Frustração e reconhecimento na arquitetura

Diferente de muitas outras artes, a arquitetura guarda algumas singularidades que só poderiam encontrar respaldo em um campo que, por natureza, se coloca como uma combinação de outros campos. De início, chamá-la de arte pressupõe afastar o foco de sua natureza técnica e social, voltando-o para questões relativas à liberdade artística e experimentações formais daqueles que a concebem. Falso se tomado como único modo de compreender e abordar a arquitetura, mas verdadeiro se visto como um dos modos de fazê-lo.

Há uma peculiaridade na arquitetura como arte, se a tomarmos em comparação com outras artes: o não-reconhecimento do “artista”. A produção de outros campos, ao atingir determinado grau de reconhecimento e legitimação dentro do próprio campo, extrapola seus limites e passa a fazer parte do conhecimento daquilo que se pode chamar de “público” – ou, pessoas de fora do campo, ou ainda, leigos.

Exemplos disso são abundantes sobretudo na música, literatura, cinema, teatro e pintura. Saramago é aclamado pela crítica, mas lido e conhecido por muitos; Sofia Coppola não é nome desconhecido para o público leigo; e Radiohead não é ouvido apenas por músicos. O mesmo acontece com artistas cuja qualidade da produção pode (e deve) ser questionada. Assim, Drake está na playlist de pessoas do mundo inteiro e Romero Brito talvez (e infelizmente) seja o artista plástico mais famoso do Brasil.

Quais arquitetos e arquitetas são de conhecimento do público leigo? Não é difícil adivinhar que Oscar Niemeyer é o único nome no Brasil, e no mundo, talvez Frank Gehry e Le Corbusier estejam entre os poucos conhecidos. Paulo Mendes da Rocha, Álvaro Siza, Renzo Piano, Richard Rogers, Lina Bo Bardi, mas também Francis Kéré, David Adjaye e Jeanne Gang, são todos nomes bem conhecidos dentro do campo da arquitetura, cujas respectivas obras já foram premiadas mais de uma vez. Fora dele, pouco se sabe de suas contribuições.

O que explica essa espécie de negligência em relação ao arquiteto? Materializada no espaço, a arquitetura não pode ser negligenciada; sua presença causa, inevitavelmente, alguma interferência, seja positiva ou negativa. Então, por que se negligencia aqueles que a produziram?

Entradas de anotação espacial:

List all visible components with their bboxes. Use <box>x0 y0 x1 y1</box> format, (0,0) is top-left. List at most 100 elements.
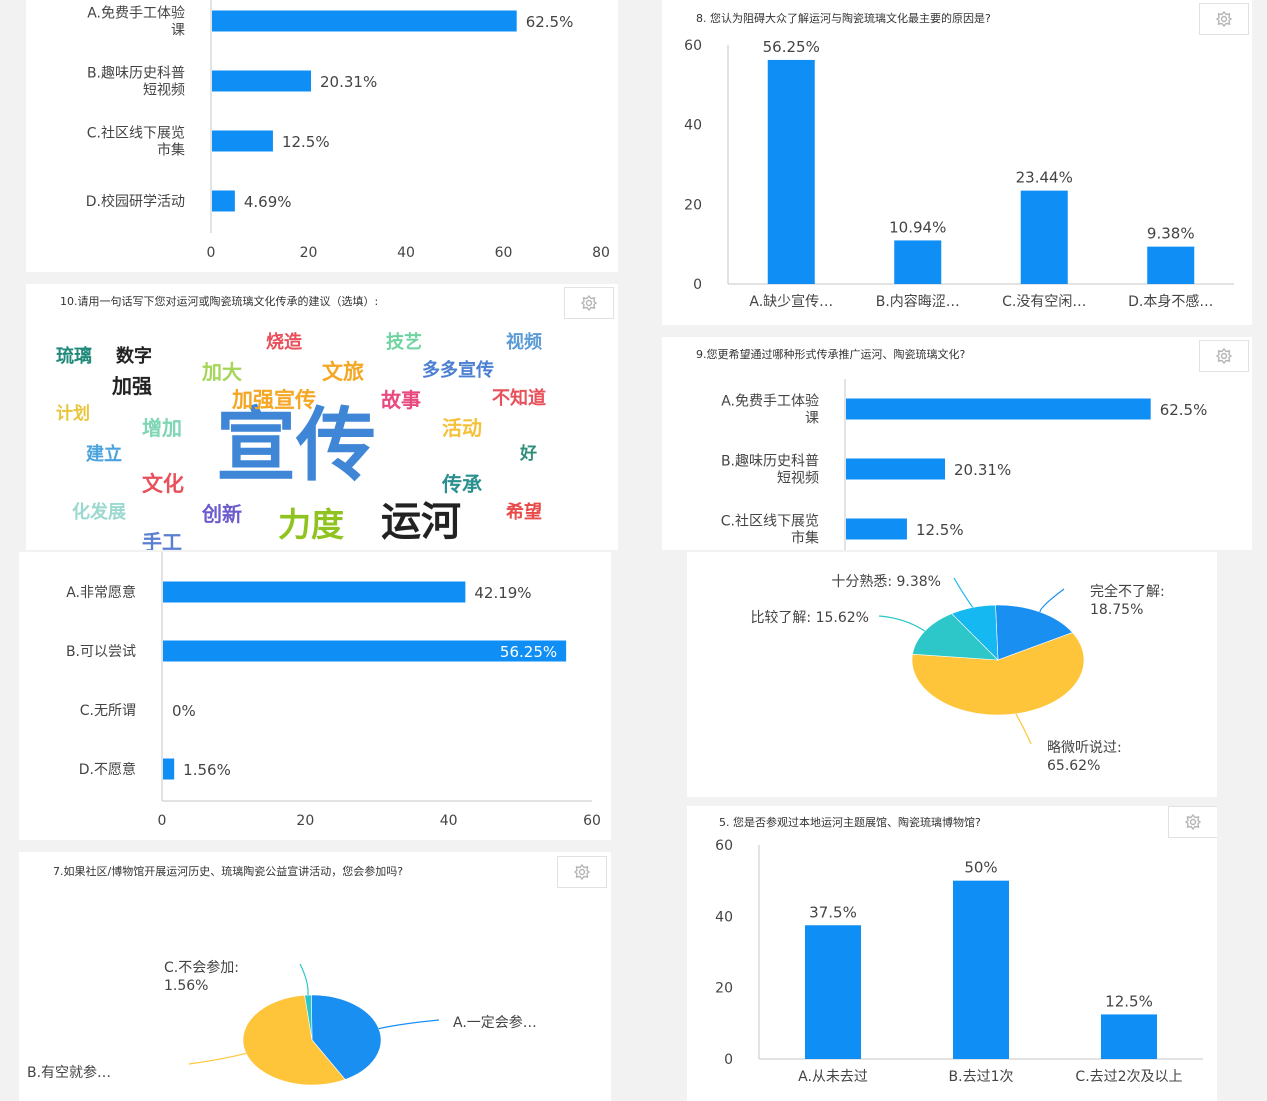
slice-label: 18.75% <box>1090 602 1143 618</box>
category-label: C.社区线下展览 <box>87 126 185 142</box>
y-tick-label: 20 <box>715 981 733 997</box>
category-label: C.无所谓 <box>80 703 136 719</box>
x-tick-label: 20 <box>300 245 318 261</box>
bar <box>212 190 235 212</box>
wordcloud-panel-q10: 10.请用一句话写下您对运河或陶瓷琉璃文化传承的建议（选填）: 宣传 运河 力度 琉璃… <box>26 284 618 550</box>
slice-label: 略微听说过: <box>1047 740 1122 756</box>
word: 琉璃 <box>56 346 92 367</box>
y-tick-label: 20 <box>684 197 702 213</box>
category-label: A.免费手工体验 <box>87 6 185 22</box>
leader-line <box>378 1019 440 1030</box>
word: 运河 <box>381 499 461 545</box>
word: 加强 <box>112 374 152 398</box>
x-tick-label: 0 <box>158 813 167 829</box>
chart-panel-q9: 9.您更希望通过哪种形式传承推广运河、陶瓷琉璃文化? A.免费手工体验课 62.5… <box>662 337 1252 550</box>
x-tick-label: 60 <box>583 813 601 829</box>
y-tick-label: 40 <box>715 909 733 925</box>
data-label: 42.19% <box>474 584 531 602</box>
chart-panel-form-preference: A.免费手工体验课 62.5% B.趣味历史科普 短视频 20.31% C.社区线下展览市… <box>26 0 618 272</box>
data-label: 4.69% <box>244 193 292 211</box>
word: 计划 <box>56 404 90 424</box>
category-label: C.社区线下展览 <box>721 514 819 530</box>
word: 技艺 <box>386 332 422 353</box>
slice-label: 完全不了解: <box>1090 583 1165 600</box>
category-label: B.可以尝试 <box>66 644 136 660</box>
bar <box>1101 1014 1157 1059</box>
data-label: 56.25% <box>500 643 557 661</box>
bar <box>767 59 815 284</box>
data-label: 23.44% <box>1016 169 1073 187</box>
data-label: 12.5% <box>1105 992 1153 1010</box>
category-label: B.内容晦涩… <box>876 293 960 310</box>
word: 好 <box>520 444 537 464</box>
wordcloud-title: 10.请用一句话写下您对运河或陶瓷琉璃文化传承的建议（选填）: <box>60 295 379 308</box>
y-tick-label: 60 <box>684 38 702 54</box>
word: 宣传 <box>216 399 376 492</box>
category-label: D.校园研学活动 <box>86 193 185 210</box>
leader-line <box>299 963 309 996</box>
bar <box>163 758 175 780</box>
bar <box>212 130 273 152</box>
slice-label: 比较了解: 15.62% <box>750 610 869 626</box>
word: 活动 <box>442 416 482 440</box>
word: 增加 <box>142 416 182 440</box>
pie-slice <box>242 994 346 1086</box>
leader-line <box>1039 588 1065 613</box>
word: 手工 <box>142 530 182 550</box>
data-label: 10.94% <box>889 218 946 236</box>
data-label: 1.56% <box>183 761 231 779</box>
bar <box>1147 246 1195 284</box>
pie-slice <box>995 604 1074 661</box>
settings-button[interactable] <box>564 287 614 319</box>
word: 传承 <box>442 472 482 496</box>
data-label: 12.5% <box>282 133 330 151</box>
y-tick-label: 60 <box>715 838 733 854</box>
word: 加强宣传 <box>232 388 316 412</box>
x-tick-label: 20 <box>296 813 314 829</box>
bar <box>846 398 1151 420</box>
y-tick-label: 0 <box>693 277 702 293</box>
leader-line <box>1015 713 1032 745</box>
bar <box>846 518 907 540</box>
category-label: A.缺少宣传… <box>749 294 833 310</box>
bar <box>953 880 1009 1059</box>
bar <box>212 70 312 92</box>
settings-button[interactable] <box>1168 806 1217 838</box>
bar <box>163 581 466 603</box>
gear-icon <box>1215 347 1233 365</box>
data-label: 50% <box>964 859 997 877</box>
gear-icon <box>580 294 598 312</box>
slice-label: A.一定会参… <box>453 1014 537 1031</box>
category-label: 短视频 <box>143 83 185 99</box>
word: 化发展 <box>72 502 126 523</box>
word: 不知道 <box>492 388 546 409</box>
word: 力度 <box>278 505 344 544</box>
x-tick-label: 80 <box>592 245 610 261</box>
settings-button[interactable] <box>557 856 607 888</box>
x-tick-label: 40 <box>440 813 458 829</box>
gear-icon <box>1184 813 1202 831</box>
category-label: A.非常愿意 <box>66 584 136 601</box>
leader-line <box>878 615 926 632</box>
category-label: 课 <box>805 411 819 427</box>
wordcloud: 宣传 运河 力度 琉璃 数字 加强 烧造 技艺 视频 加大 文旅 多多宣传 计划 加强宣传 故事 不知道 增加 活… <box>26 284 618 551</box>
word: 数字 <box>116 346 152 367</box>
y-tick-label: 40 <box>684 118 702 134</box>
word: 视频 <box>506 332 542 353</box>
settings-button[interactable] <box>1199 3 1249 35</box>
word: 故事 <box>381 388 421 412</box>
data-label: 62.5% <box>1160 401 1208 419</box>
chart-title: 8. 您认为阻碍大众了解运河与陶瓷琉璃文化最主要的原因是? <box>696 12 991 25</box>
chart-panel-familiarity: 完全不了解: 18.75% 略微听说过: 65.62% 比较了解: 15.62% 十分熟悉… <box>687 552 1217 797</box>
bar <box>163 640 567 662</box>
category-label: A.免费手工体验 <box>721 394 819 410</box>
slice-label: 1.56% <box>164 978 208 994</box>
category-label: B.趣味历史科普 <box>87 66 185 82</box>
data-label: 62.5% <box>526 13 574 31</box>
category-label: D.不愿意 <box>79 761 136 778</box>
chart-panel-q5: 5. 您是否参观过本地运河主题展馆、陶瓷琉璃博物馆? 0 20 40 60 37.5% A… <box>687 806 1217 1101</box>
category-label: B.去过1次 <box>949 1069 1014 1085</box>
settings-button[interactable] <box>1199 340 1249 372</box>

* Tarefa proposta *
Pode transcrever o trecho sobre arquitetura começando pelas palavras que contêm "Diferente de muitas" e parando logo depois de "modos de fazê-lo."?

* A solução *
Diferente de muitas outras artes, a arquitetura guarda algumas singularidades que só poderiam encontrar respaldo em um campo que, por natureza, se coloca como uma combinação de outros campos. De início, chamá-la de arte pressupõe afastar o foco de sua natureza técnica e social, voltando-o para questões relativas à liberdade artística e experimentações formais daqueles que a concebem. Falso se tomado como único modo de compreender e abordar a arquitetura, mas verdadeiro se visto como um dos modos de fazê-lo.